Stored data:
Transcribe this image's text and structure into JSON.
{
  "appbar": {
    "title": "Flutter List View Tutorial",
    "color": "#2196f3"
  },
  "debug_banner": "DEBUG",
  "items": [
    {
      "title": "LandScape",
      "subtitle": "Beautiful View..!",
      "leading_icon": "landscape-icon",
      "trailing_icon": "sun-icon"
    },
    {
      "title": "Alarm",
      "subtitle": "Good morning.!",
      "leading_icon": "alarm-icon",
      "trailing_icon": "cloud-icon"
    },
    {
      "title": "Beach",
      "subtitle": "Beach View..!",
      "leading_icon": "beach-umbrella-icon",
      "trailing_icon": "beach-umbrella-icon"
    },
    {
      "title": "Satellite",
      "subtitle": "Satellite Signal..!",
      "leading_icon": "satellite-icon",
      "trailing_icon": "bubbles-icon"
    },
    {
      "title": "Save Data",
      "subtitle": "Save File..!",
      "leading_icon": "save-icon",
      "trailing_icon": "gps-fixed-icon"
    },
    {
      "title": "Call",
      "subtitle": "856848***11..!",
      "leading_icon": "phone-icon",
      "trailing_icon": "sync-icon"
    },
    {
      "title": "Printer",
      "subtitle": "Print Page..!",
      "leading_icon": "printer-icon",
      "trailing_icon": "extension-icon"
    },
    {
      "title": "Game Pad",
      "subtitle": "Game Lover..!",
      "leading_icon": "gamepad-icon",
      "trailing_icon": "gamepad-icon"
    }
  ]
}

_Exercise requirements_. Copy every record exactly, with nothing added or dropped.

_Exercise solution_.
Transcribe this image's text and structure into JSON.
{
  "appbar": {
    "title": "Flutter List View Tutorial",
    "color": "#2196f3"
  },
  "debug_banner": "DEBUG",
  "items": [
    {
      "title": "LandScape",
      "subtitle": "Beautiful View..!",
      "leading_icon": "landscape-icon",
      "trailing_icon": "sun-icon"
    },
    {
      "title": "Alarm",
      "subtitle": "Good morning.!",
      "leading_icon": "alarm-icon",
      "trailing_icon": "cloud-icon"
    },
    {
      "title": "Beach",
      "subtitle": "Beach View..!",
      "leading_icon": "beach-umbrella-icon",
      "trailing_icon": "beach-umbrella-icon"
    },
    {
      "title": "Satellite",
      "subtitle": "Satellite Signal..!",
      "leading_icon": "satellite-icon",
      "trailing_icon": "bubbles-icon"
    },
    {
      "title": "Save Data",
      "subtitle": "Save File..!",
      "leading_icon": "save-icon",
      "trailing_icon": "gps-fixed-icon"
    },
    {
      "title": "Call",
      "subtitle": "856848***11..!",
      "leading_icon": "phone-icon",
      "trailing_icon": "sync-icon"
    },
    {
      "title": "Printer",
      "subtitle": "Print Page..!",
      "leading_icon": "printer-icon",
      "trailing_icon": "extension-icon"
    },
    {
      "title": "Game Pad",
      "subtitle": "Game Lover..!",
      "leading_icon": "gamepad-icon",
      "trailing_icon": "gamepad-icon"
    }
  ]
}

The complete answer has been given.